EXERCISE AIM
Return the full material exactly.

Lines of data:
════════
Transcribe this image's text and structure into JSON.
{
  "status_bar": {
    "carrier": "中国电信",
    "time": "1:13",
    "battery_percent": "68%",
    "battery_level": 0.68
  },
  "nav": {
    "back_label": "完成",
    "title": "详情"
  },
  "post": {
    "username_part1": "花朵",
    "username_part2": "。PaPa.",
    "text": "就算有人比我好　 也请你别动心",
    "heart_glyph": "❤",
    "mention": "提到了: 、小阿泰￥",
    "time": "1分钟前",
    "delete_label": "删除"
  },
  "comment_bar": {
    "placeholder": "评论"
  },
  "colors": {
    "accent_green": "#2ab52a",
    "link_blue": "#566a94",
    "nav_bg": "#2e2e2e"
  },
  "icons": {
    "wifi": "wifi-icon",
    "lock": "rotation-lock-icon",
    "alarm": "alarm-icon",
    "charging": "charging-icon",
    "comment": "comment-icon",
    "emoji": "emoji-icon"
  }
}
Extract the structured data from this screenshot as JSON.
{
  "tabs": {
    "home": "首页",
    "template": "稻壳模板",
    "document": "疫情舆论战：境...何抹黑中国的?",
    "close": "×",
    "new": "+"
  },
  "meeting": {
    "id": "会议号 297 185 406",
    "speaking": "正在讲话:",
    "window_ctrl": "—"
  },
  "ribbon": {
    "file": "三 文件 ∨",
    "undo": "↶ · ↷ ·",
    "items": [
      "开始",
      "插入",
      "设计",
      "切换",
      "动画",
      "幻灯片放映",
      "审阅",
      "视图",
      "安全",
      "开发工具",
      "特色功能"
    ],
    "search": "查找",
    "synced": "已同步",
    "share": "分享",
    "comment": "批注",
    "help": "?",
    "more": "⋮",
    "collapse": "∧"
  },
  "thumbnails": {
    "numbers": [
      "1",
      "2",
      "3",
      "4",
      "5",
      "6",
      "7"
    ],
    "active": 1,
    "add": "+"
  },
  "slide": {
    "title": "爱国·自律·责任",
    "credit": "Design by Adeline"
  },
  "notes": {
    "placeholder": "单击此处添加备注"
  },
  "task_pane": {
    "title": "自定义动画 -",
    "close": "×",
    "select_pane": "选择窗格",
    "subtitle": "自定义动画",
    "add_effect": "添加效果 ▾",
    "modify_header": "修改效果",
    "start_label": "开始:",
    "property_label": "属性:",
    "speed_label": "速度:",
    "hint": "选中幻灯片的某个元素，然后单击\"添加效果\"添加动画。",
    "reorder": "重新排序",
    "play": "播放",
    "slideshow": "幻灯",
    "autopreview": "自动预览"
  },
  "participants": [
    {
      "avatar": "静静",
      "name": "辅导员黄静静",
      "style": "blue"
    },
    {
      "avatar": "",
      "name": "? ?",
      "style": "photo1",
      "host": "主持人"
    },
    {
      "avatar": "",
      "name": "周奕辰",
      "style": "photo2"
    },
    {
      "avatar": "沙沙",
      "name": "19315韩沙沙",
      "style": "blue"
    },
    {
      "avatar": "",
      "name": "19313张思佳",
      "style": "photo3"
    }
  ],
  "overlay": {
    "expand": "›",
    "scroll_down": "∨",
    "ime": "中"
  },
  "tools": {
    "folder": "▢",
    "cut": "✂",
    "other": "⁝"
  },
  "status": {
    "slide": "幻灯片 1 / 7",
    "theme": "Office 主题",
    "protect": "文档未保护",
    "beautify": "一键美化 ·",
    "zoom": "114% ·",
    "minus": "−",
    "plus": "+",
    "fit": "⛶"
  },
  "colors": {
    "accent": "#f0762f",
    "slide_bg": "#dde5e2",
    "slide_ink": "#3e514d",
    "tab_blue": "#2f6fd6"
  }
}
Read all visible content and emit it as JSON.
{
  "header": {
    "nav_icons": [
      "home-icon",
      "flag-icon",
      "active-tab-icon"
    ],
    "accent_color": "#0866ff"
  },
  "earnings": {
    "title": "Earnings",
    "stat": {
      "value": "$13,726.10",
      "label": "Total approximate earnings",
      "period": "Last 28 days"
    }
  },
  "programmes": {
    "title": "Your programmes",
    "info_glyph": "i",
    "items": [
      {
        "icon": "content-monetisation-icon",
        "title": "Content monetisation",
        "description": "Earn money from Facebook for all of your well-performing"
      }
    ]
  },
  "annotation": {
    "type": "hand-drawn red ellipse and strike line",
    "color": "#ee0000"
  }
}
════════
COMPLETE ANSWER
Transcribe this image's text and structure into JSON.
{
  "status_bar": {
    "carrier": "中国电信",
    "time": "1:13",
    "battery_percent": "68%",
    "battery_level": 0.68
  },
  "nav": {
    "back_label": "完成",
    "title": "详情"
  },
  "post": {
    "username_part1": "花朵",
    "username_part2": "。PaPa.",
    "text": "就算有人比我好　 也请你别动心",
    "heart_glyph": "❤",
    "mention": "提到了: 、小阿泰￥",
    "time": "1分钟前",
    "delete_label": "删除"
  },
  "comment_bar": {
    "placeholder": "评论"
  },
  "colors": {
    "accent_green": "#2ab52a",
    "link_blue": "#566a94",
    "nav_bg": "#2e2e2e"
  },
  "icons": {
    "wifi": "wifi-icon",
    "lock": "rotation-lock-icon",
    "alarm": "alarm-icon",
    "charging": "charging-icon",
    "comment": "comment-icon",
    "emoji": "emoji-icon"
  }
}
Extract the structured data from this screenshot as JSON.
{
  "tabs": {
    "home": "首页",
    "template": "稻壳模板",
    "document": "疫情舆论战：境...何抹黑中国的?",
    "close": "×",
    "new": "+"
  },
  "meeting": {
    "id": "会议号 297 185 406",
    "speaking": "正在讲话:",
    "window_ctrl": "—"
  },
  "ribbon": {
    "file": "三 文件 ∨",
    "undo": "↶ · ↷ ·",
    "items": [
      "开始",
      "插入",
      "设计",
      "切换",
      "动画",
      "幻灯片放映",
      "审阅",
      "视图",
      "安全",
      "开发工具",
      "特色功能"
    ],
    "search": "查找",
    "synced": "已同步",
    "share": "分享",
    "comment": "批注",
    "help": "?",
    "more": "⋮",
    "collapse": "∧"
  },
  "thumbnails": {
    "numbers": [
      "1",
      "2",
      "3",
      "4",
      "5",
      "6",
      "7"
    ],
    "active": 1,
    "add": "+"
  },
  "slide": {
    "title": "爱国·自律·责任",
    "credit": "Design by Adeline"
  },
  "notes": {
    "placeholder": "单击此处添加备注"
  },
  "task_pane": {
    "title": "自定义动画 -",
    "close": "×",
    "select_pane": "选择窗格",
    "subtitle": "自定义动画",
    "add_effect": "添加效果 ▾",
    "modify_header": "修改效果",
    "start_label": "开始:",
    "property_label": "属性:",
    "speed_label": "速度:",
    "hint": "选中幻灯片的某个元素，然后单击\"添加效果\"添加动画。",
    "reorder": "重新排序",
    "play": "播放",
    "slideshow": "幻灯",
    "autopreview": "自动预览"
  },
  "participants": [
    {
      "avatar": "静静",
      "name": "辅导员黄静静",
      "style": "blue"
    },
    {
      "avatar": "",
      "name": "? ?",
      "style": "photo1",
      "host": "主持人"
    },
    {
      "avatar": "",
      "name": "周奕辰",
      "style": "photo2"
    },
    {
      "avatar": "沙沙",
      "name": "19315韩沙沙",
      "style": "blue"
    },
    {
      "avatar": "",
      "name": "19313张思佳",
      "style": "photo3"
    }
  ],
  "overlay": {
    "expand": "›",
    "scroll_down": "∨",
    "ime": "中"
  },
  "tools": {
    "folder": "▢",
    "cut": "✂",
    "other": "⁝"
  },
  "status": {
    "slide": "幻灯片 1 / 7",
    "theme": "Office 主题",
    "protect": "文档未保护",
    "beautify": "一键美化 ·",
    "zoom": "114% ·",
    "minus": "−",
    "plus": "+",
    "fit": "⛶"
  },
  "colors": {
    "accent": "#f0762f",
    "slide_bg": "#dde5e2",
    "slide_ink": "#3e514d",
    "tab_blue": "#2f6fd6"
  }
}
Read all visible content and emit it as JSON.
{
  "header": {
    "nav_icons": [
      "home-icon",
      "flag-icon",
      "active-tab-icon"
    ],
    "accent_color": "#0866ff"
  },
  "earnings": {
    "title": "Earnings",
    "stat": {
      "value": "$13,726.10",
      "label": "Total approximate earnings",
      "period": "Last 28 days"
    }
  },
  "programmes": {
    "title": "Your programmes",
    "info_glyph": "i",
    "items": [
      {
        "icon": "content-monetisation-icon",
        "title": "Content monetisation",
        "description": "Earn money from Facebook for all of your well-performing"
      }
    ]
  },
  "annotation": {
    "type": "hand-drawn red ellipse and strike line",
    "color": "#ee0000"
  }
}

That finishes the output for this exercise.